- **What you will do**
Where the data below has the string "flere", return the whole line.
***** Extracted entries
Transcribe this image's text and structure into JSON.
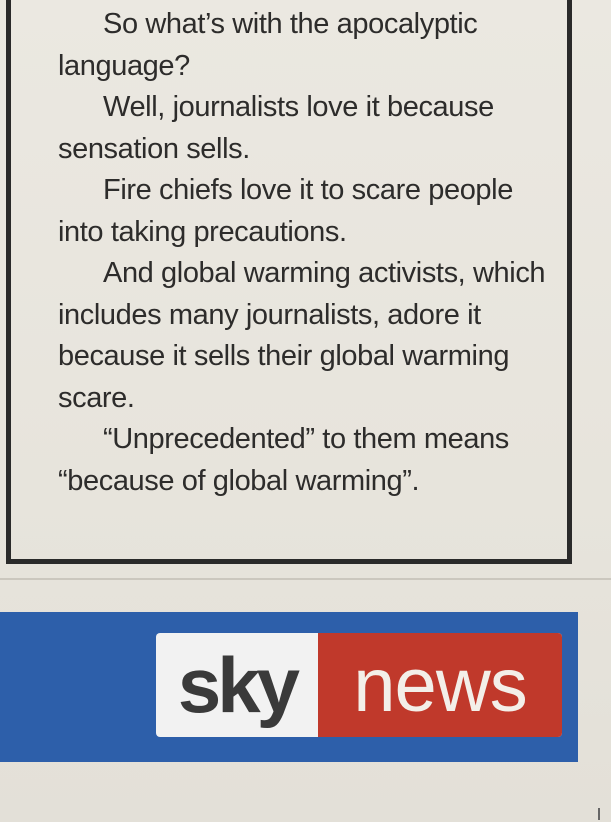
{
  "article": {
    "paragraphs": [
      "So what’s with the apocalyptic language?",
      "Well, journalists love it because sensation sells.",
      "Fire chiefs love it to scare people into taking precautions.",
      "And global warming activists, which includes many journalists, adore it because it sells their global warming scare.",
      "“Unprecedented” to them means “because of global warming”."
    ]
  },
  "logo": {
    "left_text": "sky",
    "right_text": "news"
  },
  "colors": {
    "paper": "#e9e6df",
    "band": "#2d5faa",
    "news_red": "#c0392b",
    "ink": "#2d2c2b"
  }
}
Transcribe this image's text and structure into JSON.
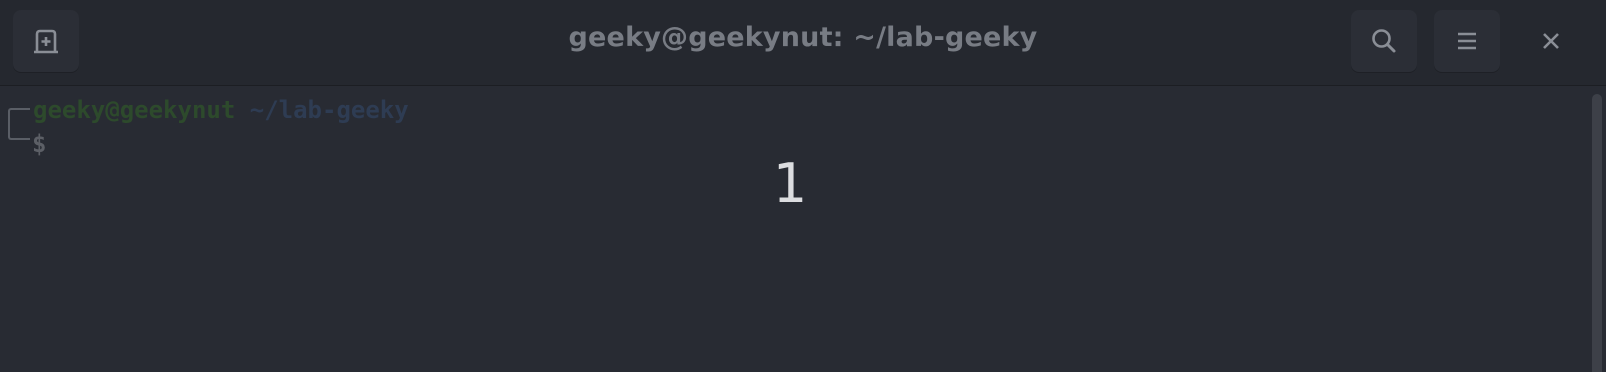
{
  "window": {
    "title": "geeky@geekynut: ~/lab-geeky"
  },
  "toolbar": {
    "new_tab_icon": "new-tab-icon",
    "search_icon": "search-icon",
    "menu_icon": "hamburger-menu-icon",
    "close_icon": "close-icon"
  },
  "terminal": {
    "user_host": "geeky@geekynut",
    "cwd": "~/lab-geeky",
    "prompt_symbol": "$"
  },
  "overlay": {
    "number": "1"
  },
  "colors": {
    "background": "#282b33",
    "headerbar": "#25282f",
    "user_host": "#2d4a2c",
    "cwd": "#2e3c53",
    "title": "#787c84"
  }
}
**********
***** Extracted entries
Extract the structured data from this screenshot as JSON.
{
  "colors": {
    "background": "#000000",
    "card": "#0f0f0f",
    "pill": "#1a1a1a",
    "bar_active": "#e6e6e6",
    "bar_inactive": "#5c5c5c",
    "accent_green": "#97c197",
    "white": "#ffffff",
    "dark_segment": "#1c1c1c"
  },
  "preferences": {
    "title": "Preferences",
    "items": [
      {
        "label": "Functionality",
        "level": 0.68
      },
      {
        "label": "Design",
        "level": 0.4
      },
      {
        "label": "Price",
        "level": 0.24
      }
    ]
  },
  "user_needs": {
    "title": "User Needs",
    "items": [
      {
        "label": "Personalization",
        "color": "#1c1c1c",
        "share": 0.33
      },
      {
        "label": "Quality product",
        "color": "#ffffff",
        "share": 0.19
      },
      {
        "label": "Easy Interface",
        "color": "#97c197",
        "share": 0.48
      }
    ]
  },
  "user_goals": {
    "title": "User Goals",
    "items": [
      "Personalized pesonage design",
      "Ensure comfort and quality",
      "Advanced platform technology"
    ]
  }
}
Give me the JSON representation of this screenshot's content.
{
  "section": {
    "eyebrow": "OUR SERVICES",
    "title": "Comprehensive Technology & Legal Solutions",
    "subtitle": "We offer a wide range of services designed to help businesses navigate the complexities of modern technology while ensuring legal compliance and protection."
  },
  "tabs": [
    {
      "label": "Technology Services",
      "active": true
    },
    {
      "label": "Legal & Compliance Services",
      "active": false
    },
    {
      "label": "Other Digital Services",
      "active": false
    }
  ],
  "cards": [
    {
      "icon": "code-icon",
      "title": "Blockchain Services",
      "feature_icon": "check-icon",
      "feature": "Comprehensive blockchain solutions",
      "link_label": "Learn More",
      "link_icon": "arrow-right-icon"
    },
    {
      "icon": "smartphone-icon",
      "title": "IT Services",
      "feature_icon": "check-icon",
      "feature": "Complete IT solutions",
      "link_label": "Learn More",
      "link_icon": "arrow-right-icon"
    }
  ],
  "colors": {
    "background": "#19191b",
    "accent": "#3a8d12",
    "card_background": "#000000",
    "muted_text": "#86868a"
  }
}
**********
***** Extracted entries
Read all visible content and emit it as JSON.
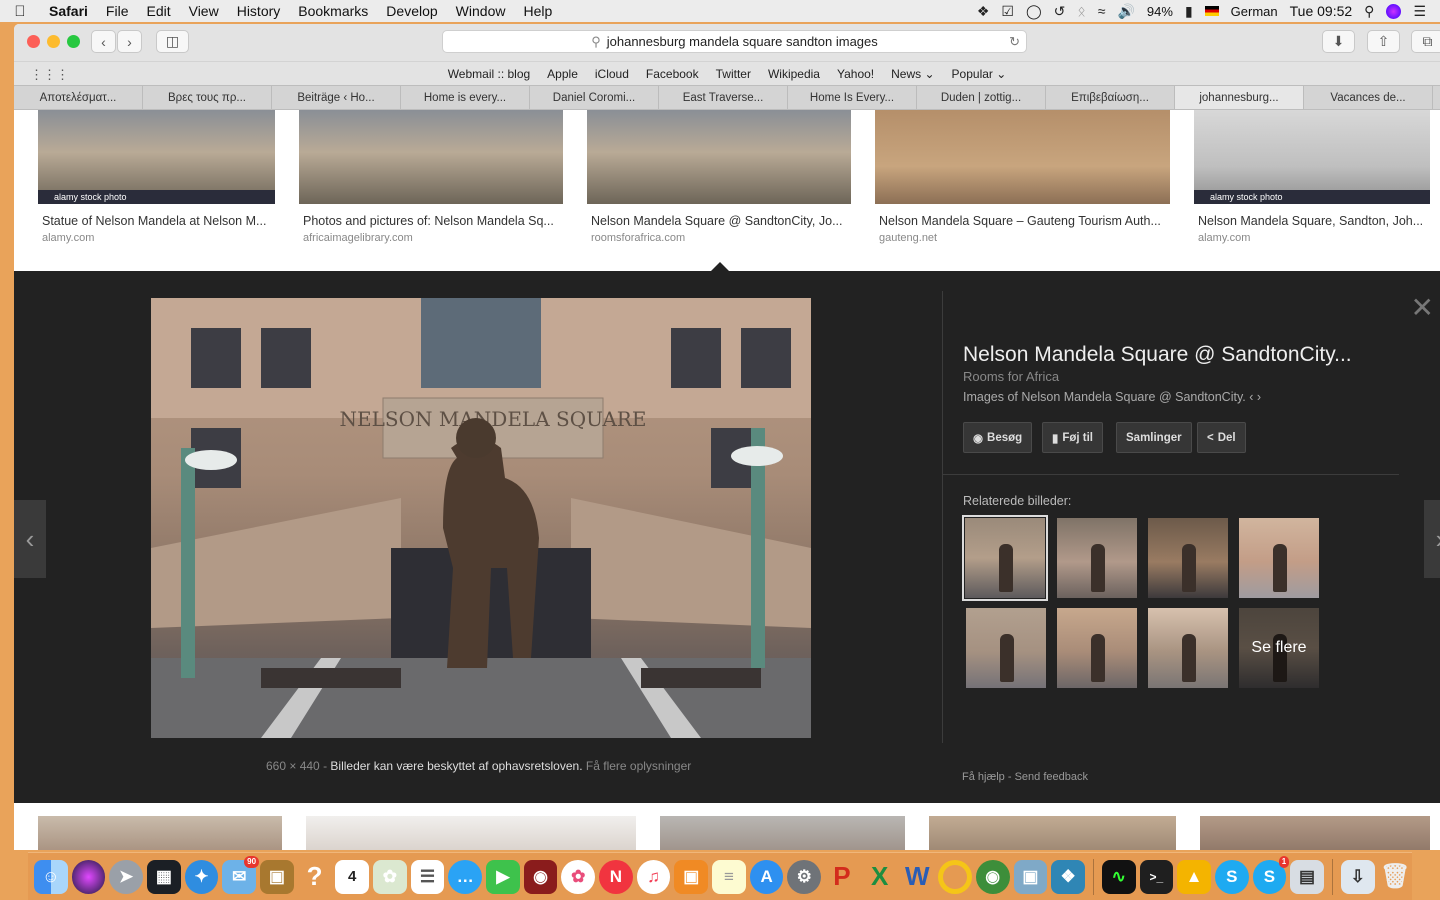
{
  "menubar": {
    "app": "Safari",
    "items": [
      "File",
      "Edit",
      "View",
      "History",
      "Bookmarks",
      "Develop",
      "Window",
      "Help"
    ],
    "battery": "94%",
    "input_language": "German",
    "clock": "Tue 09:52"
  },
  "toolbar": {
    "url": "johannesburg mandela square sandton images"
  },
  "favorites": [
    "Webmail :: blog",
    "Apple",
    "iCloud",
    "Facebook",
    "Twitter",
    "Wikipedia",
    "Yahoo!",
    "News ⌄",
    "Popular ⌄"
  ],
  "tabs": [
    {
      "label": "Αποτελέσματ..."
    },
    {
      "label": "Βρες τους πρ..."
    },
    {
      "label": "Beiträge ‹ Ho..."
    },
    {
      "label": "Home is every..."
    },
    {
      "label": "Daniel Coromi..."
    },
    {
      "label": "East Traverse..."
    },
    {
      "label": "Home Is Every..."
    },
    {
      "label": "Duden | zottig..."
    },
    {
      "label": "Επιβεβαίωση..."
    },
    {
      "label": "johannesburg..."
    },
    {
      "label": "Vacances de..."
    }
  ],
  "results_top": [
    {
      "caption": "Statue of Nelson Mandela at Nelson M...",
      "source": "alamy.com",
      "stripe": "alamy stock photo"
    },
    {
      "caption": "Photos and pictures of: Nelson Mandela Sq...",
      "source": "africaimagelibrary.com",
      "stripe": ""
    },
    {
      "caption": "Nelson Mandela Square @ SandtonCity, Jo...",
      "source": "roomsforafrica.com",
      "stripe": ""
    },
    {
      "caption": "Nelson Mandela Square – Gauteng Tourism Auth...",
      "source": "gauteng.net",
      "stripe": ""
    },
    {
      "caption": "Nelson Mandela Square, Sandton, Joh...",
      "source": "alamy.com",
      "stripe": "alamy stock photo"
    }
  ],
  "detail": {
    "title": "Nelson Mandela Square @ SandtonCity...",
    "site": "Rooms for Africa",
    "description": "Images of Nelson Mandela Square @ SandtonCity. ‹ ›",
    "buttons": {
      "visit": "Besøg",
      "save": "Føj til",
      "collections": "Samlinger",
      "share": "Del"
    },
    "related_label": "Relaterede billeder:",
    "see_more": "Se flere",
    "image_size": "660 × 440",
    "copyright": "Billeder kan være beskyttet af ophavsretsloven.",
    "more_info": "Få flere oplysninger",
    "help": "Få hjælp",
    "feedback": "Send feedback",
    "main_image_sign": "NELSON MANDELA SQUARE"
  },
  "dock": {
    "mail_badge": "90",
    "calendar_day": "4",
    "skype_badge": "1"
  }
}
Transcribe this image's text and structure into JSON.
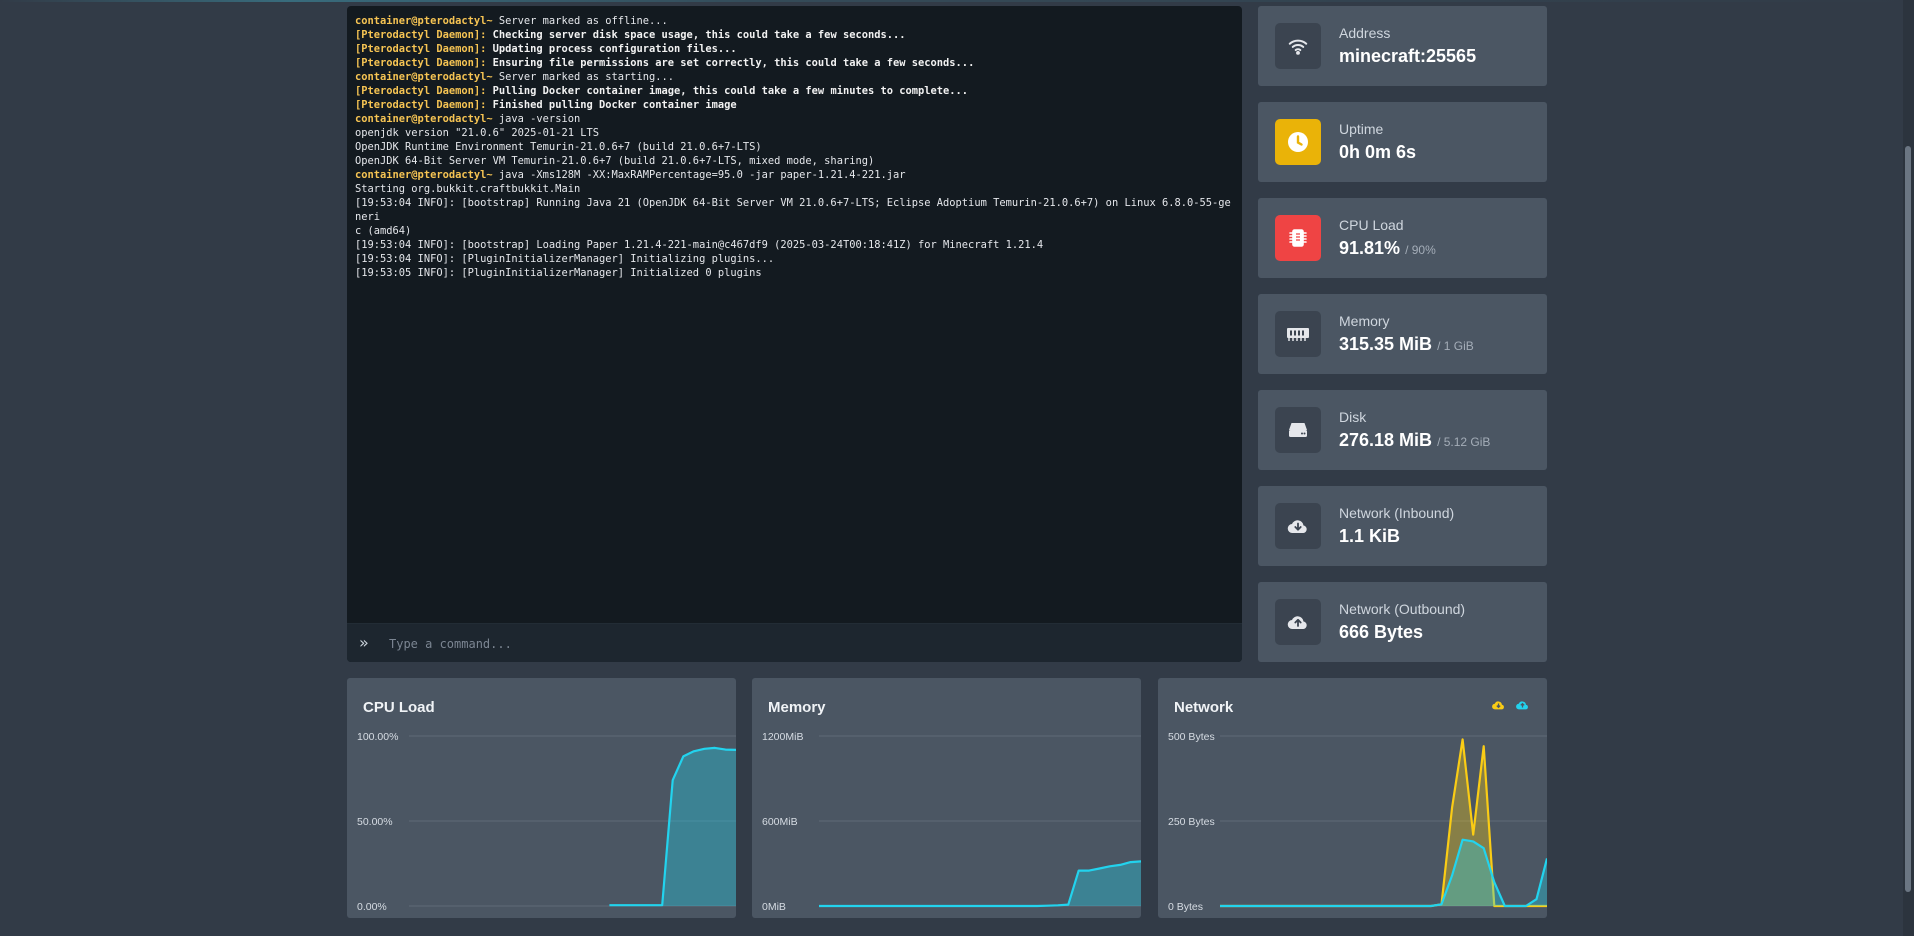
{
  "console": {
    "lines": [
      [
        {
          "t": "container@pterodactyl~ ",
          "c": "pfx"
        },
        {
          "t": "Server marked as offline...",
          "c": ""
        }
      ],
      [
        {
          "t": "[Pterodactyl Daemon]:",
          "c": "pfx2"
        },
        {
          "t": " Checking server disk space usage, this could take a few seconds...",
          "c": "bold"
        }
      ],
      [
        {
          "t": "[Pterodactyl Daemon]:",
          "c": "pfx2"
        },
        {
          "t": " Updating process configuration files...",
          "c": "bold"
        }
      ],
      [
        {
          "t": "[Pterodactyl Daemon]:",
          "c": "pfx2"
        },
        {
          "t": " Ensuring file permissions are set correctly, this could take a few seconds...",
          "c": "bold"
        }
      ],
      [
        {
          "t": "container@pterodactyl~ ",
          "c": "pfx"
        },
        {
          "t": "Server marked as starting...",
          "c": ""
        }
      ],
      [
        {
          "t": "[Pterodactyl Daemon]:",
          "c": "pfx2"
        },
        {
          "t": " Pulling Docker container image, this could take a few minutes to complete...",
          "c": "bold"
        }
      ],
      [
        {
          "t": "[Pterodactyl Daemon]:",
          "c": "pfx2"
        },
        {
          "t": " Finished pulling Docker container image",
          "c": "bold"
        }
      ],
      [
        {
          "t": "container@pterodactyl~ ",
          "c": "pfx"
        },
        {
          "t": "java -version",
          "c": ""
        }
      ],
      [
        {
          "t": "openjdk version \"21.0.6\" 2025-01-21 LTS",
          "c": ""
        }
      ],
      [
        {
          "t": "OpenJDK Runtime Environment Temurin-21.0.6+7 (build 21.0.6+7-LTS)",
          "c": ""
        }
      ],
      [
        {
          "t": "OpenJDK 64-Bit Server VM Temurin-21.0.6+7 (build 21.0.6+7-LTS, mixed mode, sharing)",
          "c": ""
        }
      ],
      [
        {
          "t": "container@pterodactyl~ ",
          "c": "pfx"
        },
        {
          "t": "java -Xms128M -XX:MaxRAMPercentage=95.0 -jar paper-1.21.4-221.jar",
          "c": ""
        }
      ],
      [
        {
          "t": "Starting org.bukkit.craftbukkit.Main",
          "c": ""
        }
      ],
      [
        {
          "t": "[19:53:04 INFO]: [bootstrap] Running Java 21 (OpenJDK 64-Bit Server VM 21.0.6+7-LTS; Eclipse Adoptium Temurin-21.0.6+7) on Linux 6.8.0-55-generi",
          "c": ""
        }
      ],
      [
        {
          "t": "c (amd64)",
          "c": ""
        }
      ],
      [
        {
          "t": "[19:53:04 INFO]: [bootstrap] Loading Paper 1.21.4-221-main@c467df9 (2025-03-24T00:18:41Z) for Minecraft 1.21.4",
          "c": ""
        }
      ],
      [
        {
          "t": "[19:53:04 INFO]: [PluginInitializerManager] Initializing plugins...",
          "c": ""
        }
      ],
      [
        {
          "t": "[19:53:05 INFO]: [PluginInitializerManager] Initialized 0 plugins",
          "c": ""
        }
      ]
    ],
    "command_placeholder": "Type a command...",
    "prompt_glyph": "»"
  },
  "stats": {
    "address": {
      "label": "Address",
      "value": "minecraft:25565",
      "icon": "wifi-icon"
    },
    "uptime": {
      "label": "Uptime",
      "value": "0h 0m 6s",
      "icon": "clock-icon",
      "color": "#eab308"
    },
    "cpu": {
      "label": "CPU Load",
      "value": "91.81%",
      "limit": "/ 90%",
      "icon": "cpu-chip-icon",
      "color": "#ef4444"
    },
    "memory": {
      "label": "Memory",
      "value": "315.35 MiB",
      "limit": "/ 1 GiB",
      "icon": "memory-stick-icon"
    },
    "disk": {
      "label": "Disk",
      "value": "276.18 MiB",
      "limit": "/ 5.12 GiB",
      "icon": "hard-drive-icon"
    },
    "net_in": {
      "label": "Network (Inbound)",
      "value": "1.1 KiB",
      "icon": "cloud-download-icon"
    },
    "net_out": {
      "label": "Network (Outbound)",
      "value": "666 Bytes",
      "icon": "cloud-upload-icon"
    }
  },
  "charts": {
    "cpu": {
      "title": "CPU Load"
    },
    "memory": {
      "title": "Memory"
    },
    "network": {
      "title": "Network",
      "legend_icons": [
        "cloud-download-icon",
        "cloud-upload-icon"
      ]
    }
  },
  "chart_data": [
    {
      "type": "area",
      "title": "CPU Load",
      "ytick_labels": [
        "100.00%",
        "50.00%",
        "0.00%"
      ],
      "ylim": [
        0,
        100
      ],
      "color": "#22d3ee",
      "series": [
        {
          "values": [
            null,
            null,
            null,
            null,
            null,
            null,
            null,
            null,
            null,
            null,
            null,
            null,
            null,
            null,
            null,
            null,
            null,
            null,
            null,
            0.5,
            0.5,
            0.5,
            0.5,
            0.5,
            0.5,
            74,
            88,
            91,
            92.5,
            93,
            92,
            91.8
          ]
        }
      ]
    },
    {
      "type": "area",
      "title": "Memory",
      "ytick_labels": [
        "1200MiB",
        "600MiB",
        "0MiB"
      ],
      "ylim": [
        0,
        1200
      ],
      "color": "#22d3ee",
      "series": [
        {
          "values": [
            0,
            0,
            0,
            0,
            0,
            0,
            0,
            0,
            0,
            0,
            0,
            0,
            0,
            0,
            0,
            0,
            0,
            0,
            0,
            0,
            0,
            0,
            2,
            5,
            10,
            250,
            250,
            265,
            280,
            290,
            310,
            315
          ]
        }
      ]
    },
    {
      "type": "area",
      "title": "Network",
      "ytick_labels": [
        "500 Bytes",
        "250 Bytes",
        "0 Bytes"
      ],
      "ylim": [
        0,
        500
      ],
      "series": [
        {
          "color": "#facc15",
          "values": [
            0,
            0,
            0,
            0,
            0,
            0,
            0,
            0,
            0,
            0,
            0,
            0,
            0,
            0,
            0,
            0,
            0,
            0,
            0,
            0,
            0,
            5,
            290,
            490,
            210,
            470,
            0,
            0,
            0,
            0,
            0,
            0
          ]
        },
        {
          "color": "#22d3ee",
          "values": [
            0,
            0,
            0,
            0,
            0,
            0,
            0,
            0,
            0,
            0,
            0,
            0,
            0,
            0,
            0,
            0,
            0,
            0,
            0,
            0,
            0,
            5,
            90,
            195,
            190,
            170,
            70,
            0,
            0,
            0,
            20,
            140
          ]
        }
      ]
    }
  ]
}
**********
- **The result**
    "see_more": "Se flere",
    "more_info": "Få flere oplysninger",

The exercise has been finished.